Requirement: Reply with nothing except the number of lines that contain the word "from".

Exercise inputs:
******************************
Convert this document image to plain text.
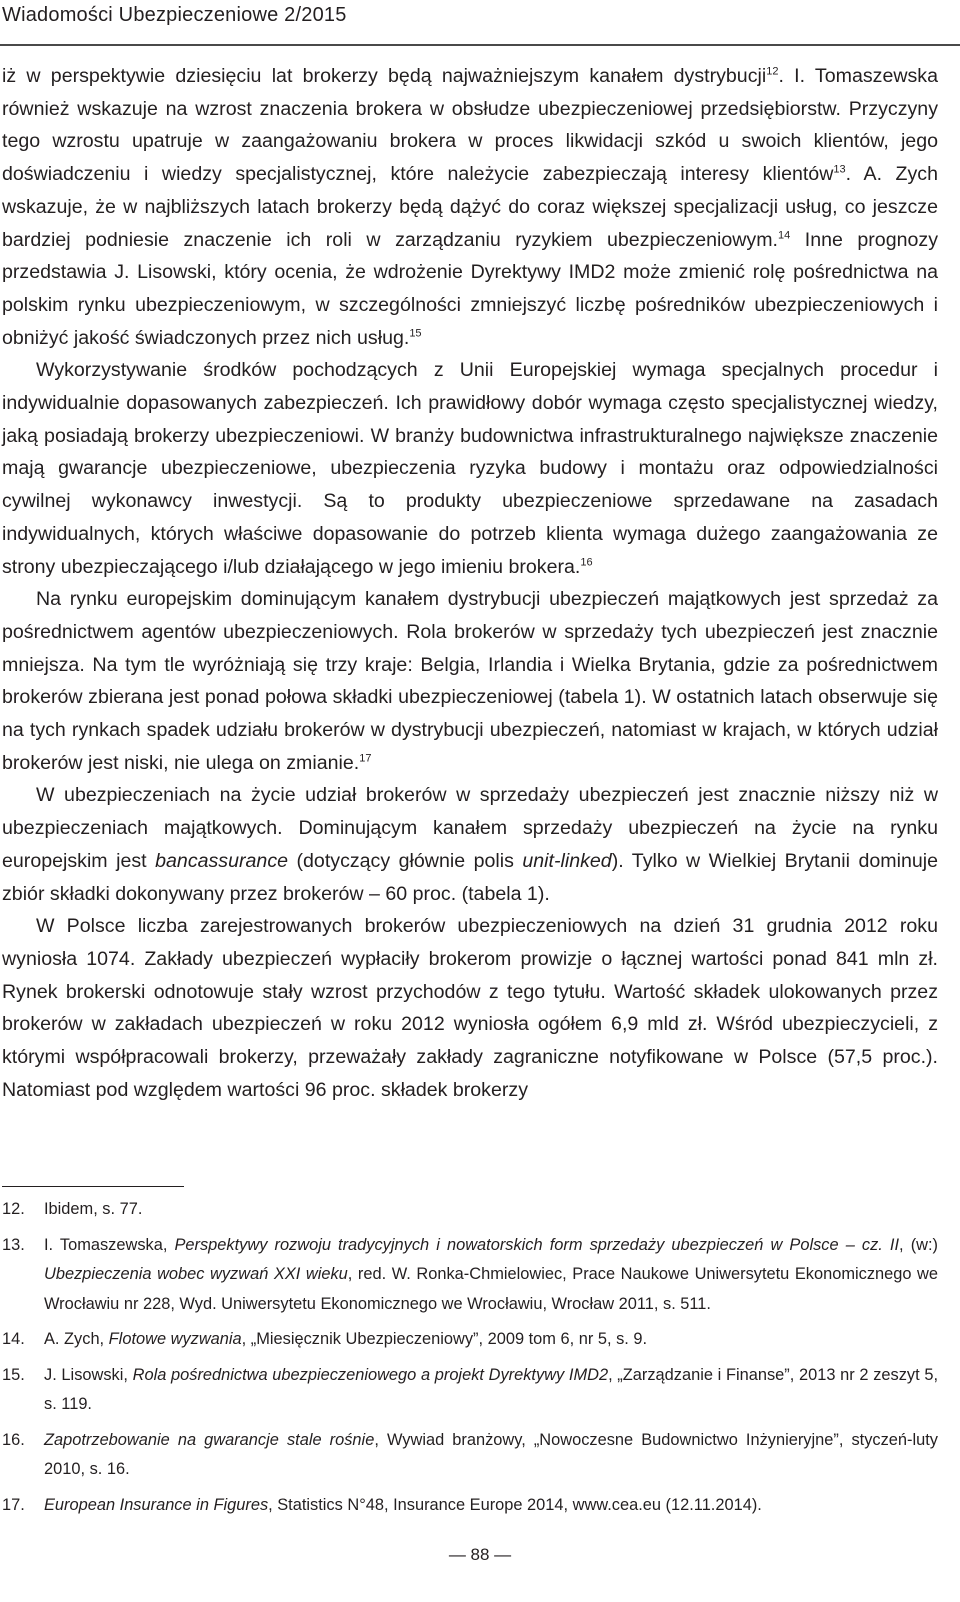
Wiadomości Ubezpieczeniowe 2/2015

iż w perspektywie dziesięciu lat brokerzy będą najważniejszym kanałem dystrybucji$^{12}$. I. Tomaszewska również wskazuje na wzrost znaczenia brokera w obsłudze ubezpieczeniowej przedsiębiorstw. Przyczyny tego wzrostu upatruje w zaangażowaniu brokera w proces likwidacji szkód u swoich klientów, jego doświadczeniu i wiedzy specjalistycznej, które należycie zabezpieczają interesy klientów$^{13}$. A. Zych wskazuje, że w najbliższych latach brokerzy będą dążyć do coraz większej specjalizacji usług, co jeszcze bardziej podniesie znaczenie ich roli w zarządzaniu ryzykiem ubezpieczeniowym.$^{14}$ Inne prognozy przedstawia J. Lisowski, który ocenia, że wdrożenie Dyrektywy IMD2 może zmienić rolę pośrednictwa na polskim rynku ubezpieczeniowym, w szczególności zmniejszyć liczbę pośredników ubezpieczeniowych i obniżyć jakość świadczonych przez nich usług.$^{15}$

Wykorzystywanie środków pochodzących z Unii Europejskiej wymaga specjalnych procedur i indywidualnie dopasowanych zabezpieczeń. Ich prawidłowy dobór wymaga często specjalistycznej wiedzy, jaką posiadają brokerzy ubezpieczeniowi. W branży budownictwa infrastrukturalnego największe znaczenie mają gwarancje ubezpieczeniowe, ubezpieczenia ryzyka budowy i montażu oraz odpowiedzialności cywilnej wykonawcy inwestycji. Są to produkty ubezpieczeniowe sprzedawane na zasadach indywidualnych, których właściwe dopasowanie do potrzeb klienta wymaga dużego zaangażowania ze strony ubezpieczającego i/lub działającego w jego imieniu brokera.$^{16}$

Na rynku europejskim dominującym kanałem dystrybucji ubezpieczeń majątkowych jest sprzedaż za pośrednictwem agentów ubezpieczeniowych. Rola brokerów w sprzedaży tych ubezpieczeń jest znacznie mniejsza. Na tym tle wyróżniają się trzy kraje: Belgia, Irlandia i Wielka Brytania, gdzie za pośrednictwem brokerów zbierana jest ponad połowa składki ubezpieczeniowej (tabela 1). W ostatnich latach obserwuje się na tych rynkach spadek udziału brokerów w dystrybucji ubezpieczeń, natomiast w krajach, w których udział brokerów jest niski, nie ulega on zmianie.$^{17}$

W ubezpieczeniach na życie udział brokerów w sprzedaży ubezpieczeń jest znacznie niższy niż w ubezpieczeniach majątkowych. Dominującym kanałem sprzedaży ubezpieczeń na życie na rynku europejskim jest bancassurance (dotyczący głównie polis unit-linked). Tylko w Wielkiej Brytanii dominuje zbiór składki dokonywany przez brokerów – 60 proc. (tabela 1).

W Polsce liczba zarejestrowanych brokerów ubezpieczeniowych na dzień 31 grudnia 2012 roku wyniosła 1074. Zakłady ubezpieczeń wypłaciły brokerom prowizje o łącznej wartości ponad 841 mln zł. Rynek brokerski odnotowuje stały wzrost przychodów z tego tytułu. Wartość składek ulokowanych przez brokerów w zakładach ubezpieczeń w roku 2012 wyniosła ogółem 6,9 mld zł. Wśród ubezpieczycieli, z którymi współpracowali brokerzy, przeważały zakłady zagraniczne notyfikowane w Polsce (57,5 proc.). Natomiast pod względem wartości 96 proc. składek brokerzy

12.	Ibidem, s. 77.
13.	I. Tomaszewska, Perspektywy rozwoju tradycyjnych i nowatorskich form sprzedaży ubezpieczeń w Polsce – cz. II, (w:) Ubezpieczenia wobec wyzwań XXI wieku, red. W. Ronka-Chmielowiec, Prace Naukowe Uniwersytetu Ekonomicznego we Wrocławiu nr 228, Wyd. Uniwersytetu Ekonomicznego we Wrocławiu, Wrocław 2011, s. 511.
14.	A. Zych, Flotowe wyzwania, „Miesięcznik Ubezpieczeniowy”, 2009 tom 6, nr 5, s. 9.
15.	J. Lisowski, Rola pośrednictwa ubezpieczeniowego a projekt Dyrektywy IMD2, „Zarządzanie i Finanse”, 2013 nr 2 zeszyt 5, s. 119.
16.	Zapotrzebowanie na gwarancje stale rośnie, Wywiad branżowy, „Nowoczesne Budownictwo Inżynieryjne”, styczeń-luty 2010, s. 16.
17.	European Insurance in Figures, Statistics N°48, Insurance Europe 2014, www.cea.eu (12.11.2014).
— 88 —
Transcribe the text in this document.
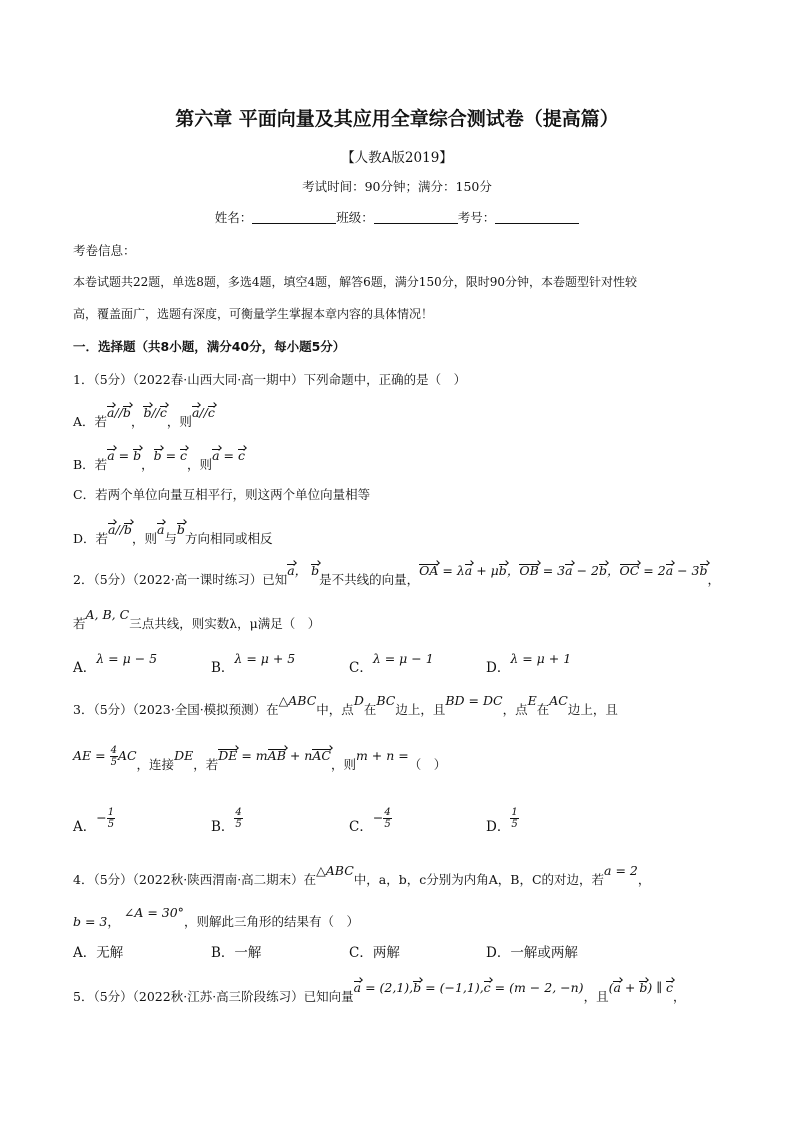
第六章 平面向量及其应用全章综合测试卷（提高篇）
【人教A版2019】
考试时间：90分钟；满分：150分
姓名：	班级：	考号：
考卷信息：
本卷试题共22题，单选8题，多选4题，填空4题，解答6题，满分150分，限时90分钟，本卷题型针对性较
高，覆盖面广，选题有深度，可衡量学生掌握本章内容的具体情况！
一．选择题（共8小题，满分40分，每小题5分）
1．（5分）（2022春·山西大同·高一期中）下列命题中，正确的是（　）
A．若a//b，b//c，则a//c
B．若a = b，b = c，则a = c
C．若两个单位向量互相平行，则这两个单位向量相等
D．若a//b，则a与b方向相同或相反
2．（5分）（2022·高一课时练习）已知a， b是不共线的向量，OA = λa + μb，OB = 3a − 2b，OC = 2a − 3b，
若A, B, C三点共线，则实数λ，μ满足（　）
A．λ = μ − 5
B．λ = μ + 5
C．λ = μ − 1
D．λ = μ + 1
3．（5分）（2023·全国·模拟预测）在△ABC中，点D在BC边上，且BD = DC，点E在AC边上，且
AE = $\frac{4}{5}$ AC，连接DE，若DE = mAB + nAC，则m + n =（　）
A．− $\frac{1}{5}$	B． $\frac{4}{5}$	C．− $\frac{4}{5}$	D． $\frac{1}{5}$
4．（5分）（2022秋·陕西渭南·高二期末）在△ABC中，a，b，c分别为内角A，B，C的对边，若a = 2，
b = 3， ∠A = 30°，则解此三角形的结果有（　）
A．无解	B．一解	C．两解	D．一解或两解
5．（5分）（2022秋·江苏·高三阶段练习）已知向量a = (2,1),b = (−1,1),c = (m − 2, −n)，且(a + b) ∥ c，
******************************
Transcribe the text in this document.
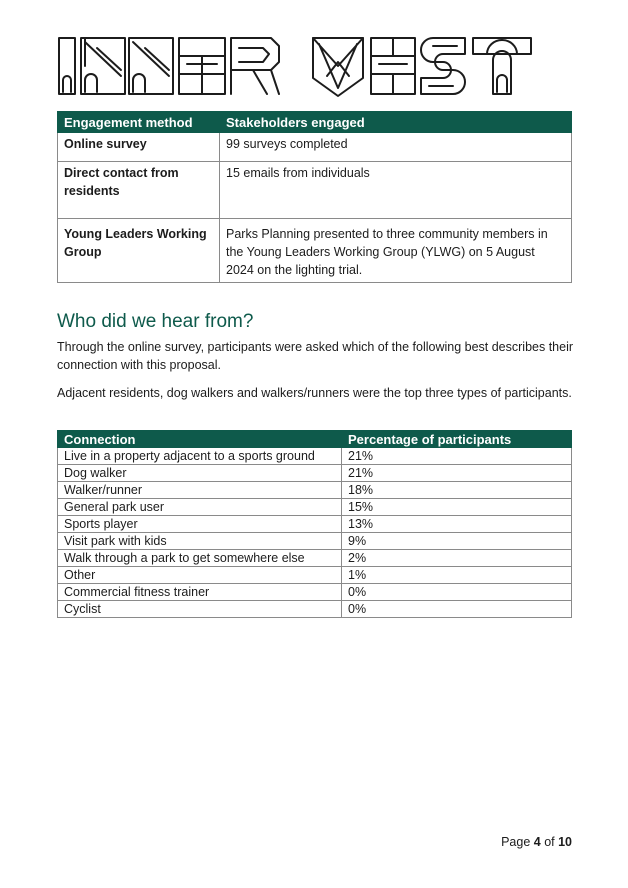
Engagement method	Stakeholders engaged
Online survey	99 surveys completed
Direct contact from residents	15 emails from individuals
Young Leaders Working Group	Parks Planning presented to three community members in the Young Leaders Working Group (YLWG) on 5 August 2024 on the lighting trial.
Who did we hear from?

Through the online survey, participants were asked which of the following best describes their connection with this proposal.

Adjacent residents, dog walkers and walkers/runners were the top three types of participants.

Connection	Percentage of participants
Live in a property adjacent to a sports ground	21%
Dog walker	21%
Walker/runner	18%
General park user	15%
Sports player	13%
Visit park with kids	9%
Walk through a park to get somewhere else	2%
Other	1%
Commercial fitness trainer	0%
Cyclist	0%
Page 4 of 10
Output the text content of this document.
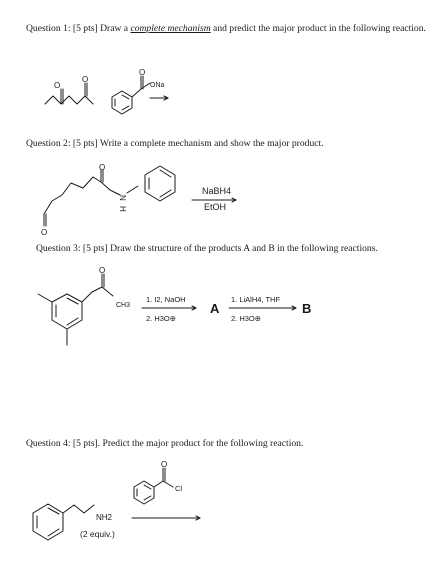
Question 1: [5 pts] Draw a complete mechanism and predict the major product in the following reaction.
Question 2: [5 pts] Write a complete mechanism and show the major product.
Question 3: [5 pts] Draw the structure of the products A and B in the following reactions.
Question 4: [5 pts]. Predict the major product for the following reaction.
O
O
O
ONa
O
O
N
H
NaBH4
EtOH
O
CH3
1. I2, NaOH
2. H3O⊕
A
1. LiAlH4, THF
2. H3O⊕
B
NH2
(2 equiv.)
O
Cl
******************************
Output for this task: 2